**Given problem:**
Transcribe the full listing exactly, and drop every picture.

**Stored entries:**
+--
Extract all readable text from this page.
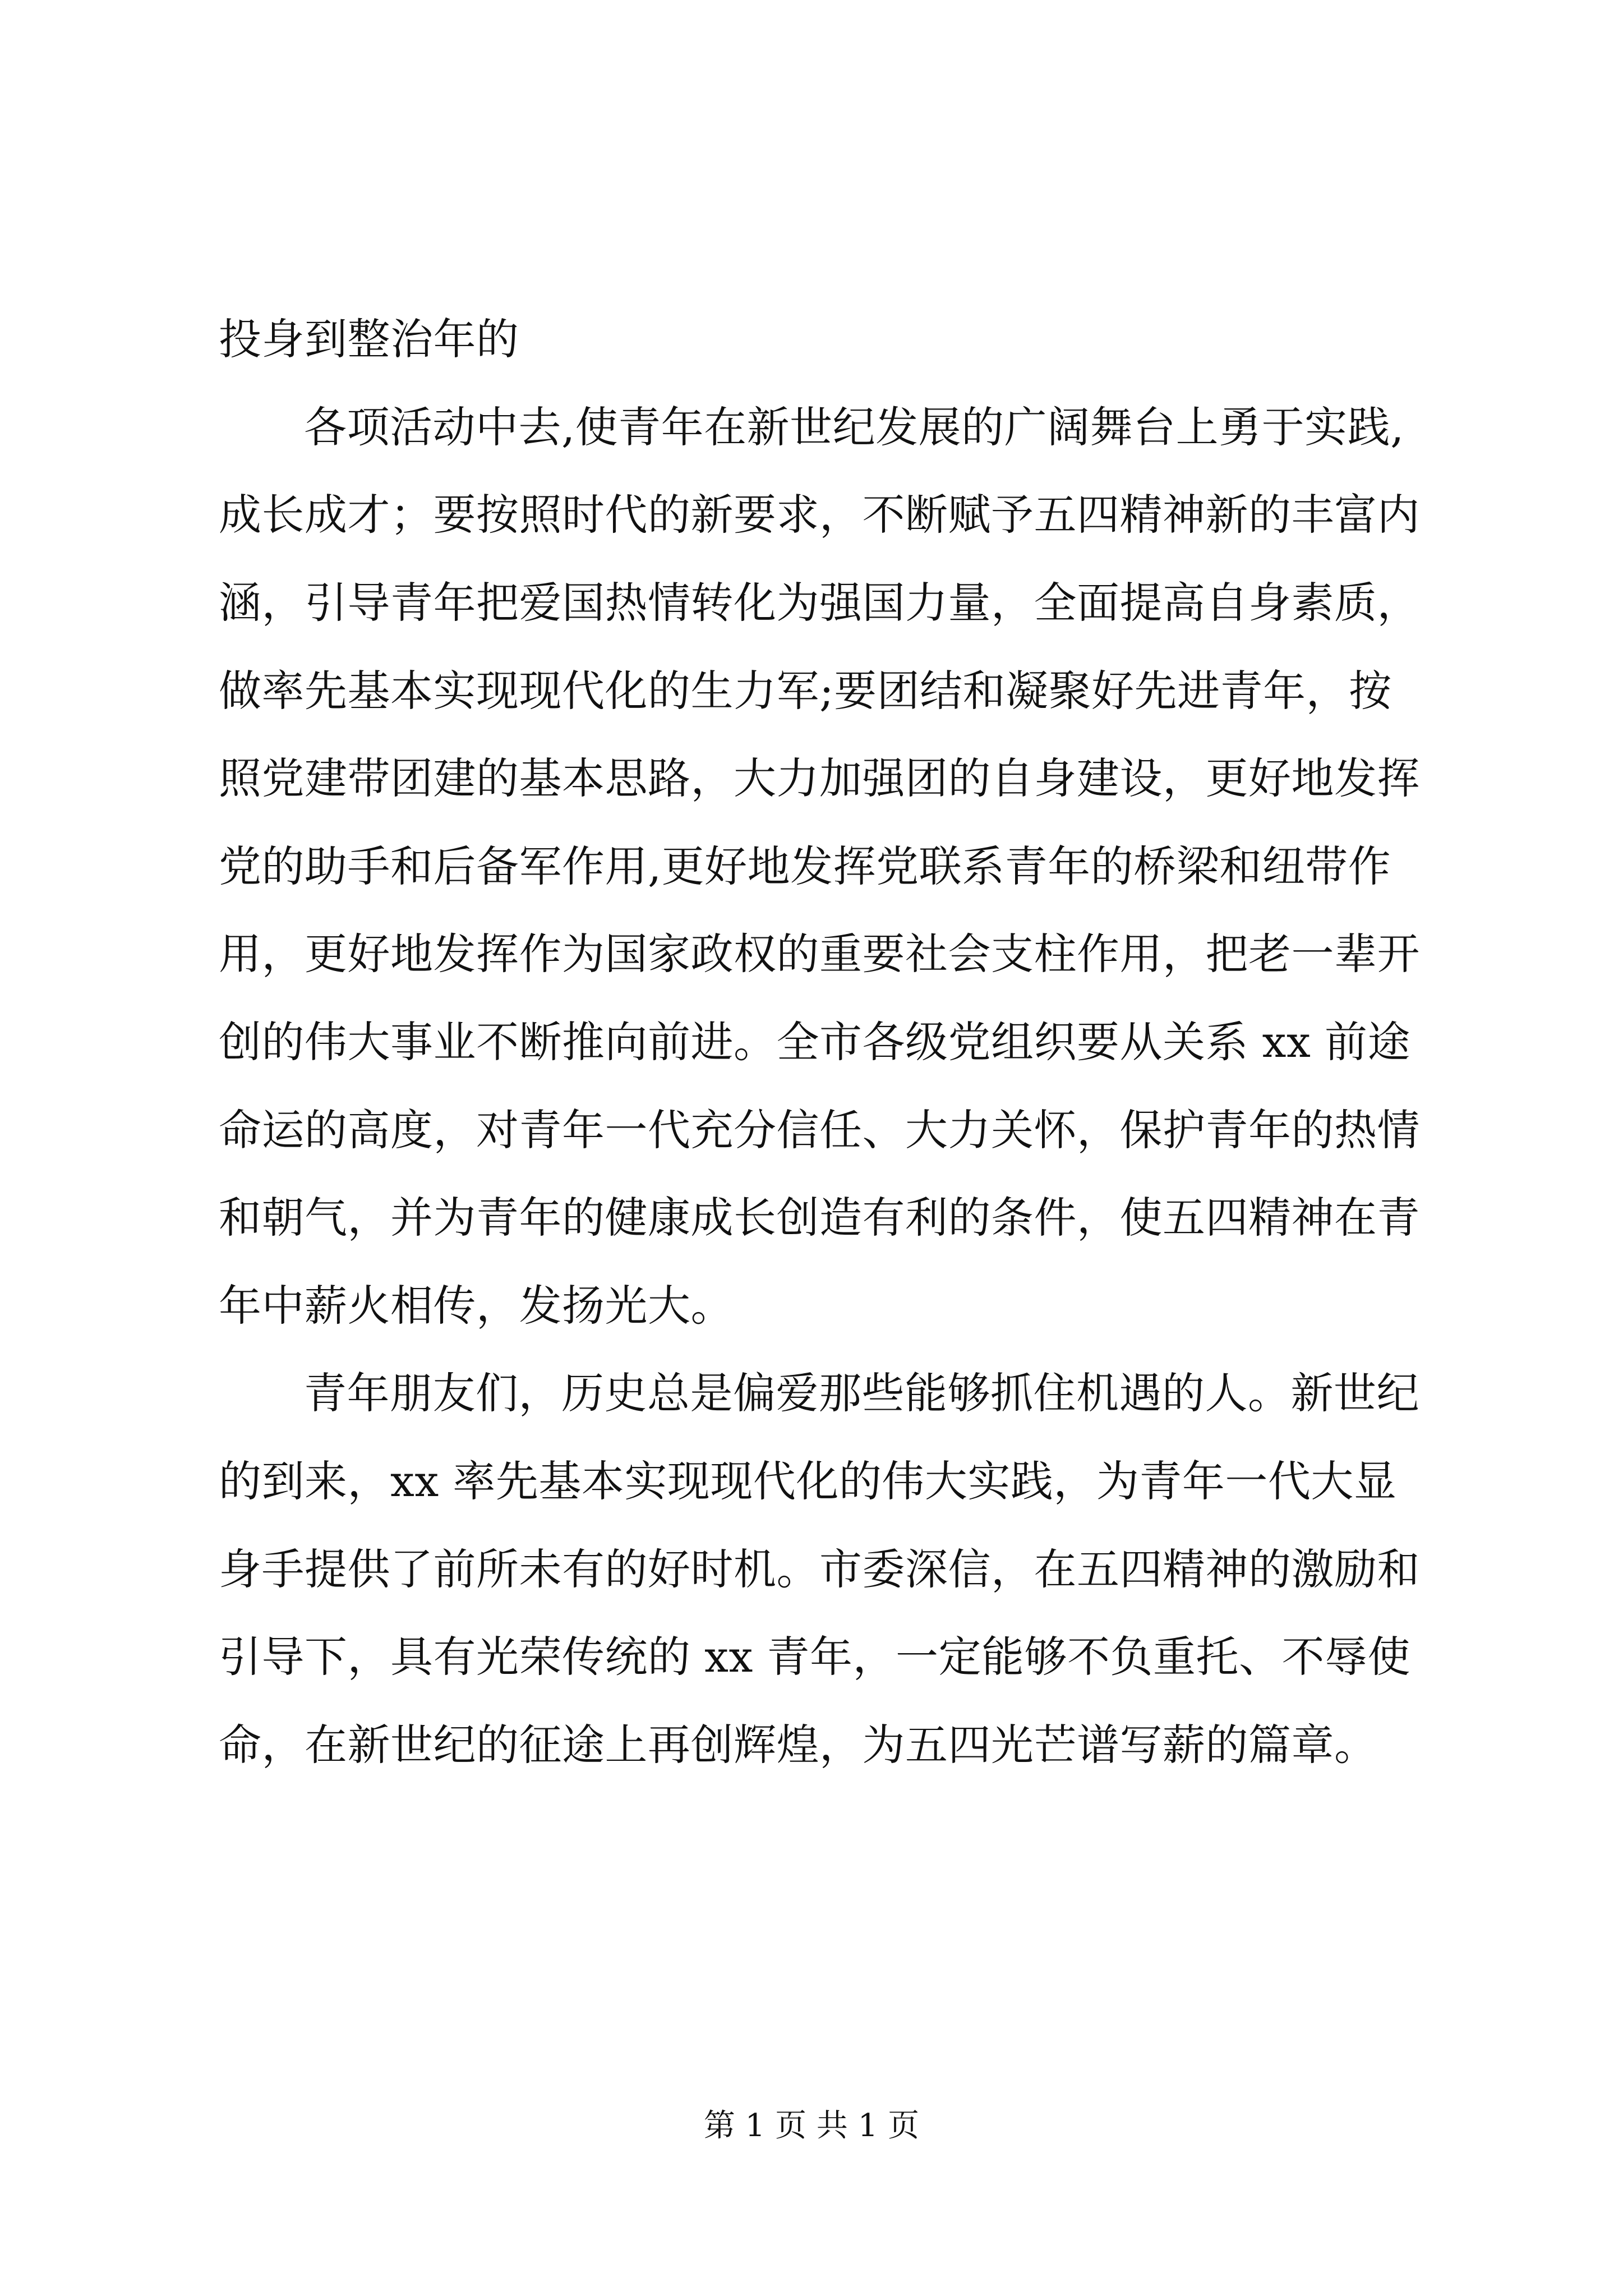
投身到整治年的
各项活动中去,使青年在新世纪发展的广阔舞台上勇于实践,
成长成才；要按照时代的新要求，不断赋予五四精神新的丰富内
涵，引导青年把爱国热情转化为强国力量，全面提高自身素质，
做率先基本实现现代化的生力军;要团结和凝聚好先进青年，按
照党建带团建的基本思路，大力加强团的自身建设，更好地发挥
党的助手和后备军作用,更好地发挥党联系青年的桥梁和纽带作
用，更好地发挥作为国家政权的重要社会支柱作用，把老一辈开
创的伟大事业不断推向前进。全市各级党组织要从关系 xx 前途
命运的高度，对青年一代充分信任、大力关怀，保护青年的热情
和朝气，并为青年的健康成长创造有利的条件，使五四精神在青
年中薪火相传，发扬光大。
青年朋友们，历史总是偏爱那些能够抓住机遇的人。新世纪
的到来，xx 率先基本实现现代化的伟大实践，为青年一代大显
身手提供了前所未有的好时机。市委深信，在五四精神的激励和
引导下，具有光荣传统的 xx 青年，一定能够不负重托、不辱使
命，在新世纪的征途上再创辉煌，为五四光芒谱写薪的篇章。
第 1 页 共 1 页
+--
**Correct response:**
Extract all readable text from this page.
投身到整治年的
各项活动中去,使青年在新世纪发展的广阔舞台上勇于实践,
成长成才；要按照时代的新要求，不断赋予五四精神新的丰富内
涵，引导青年把爱国热情转化为强国力量，全面提高自身素质，
做率先基本实现现代化的生力军;要团结和凝聚好先进青年，按
照党建带团建的基本思路，大力加强团的自身建设，更好地发挥
党的助手和后备军作用,更好地发挥党联系青年的桥梁和纽带作
用，更好地发挥作为国家政权的重要社会支柱作用，把老一辈开
创的伟大事业不断推向前进。全市各级党组织要从关系 xx 前途
命运的高度，对青年一代充分信任、大力关怀，保护青年的热情
和朝气，并为青年的健康成长创造有利的条件，使五四精神在青
年中薪火相传，发扬光大。
青年朋友们，历史总是偏爱那些能够抓住机遇的人。新世纪
的到来，xx 率先基本实现现代化的伟大实践，为青年一代大显
身手提供了前所未有的好时机。市委深信，在五四精神的激励和
引导下，具有光荣传统的 xx 青年，一定能够不负重托、不辱使
命，在新世纪的征途上再创辉煌，为五四光芒谱写薪的篇章。
第 1 页 共 1 页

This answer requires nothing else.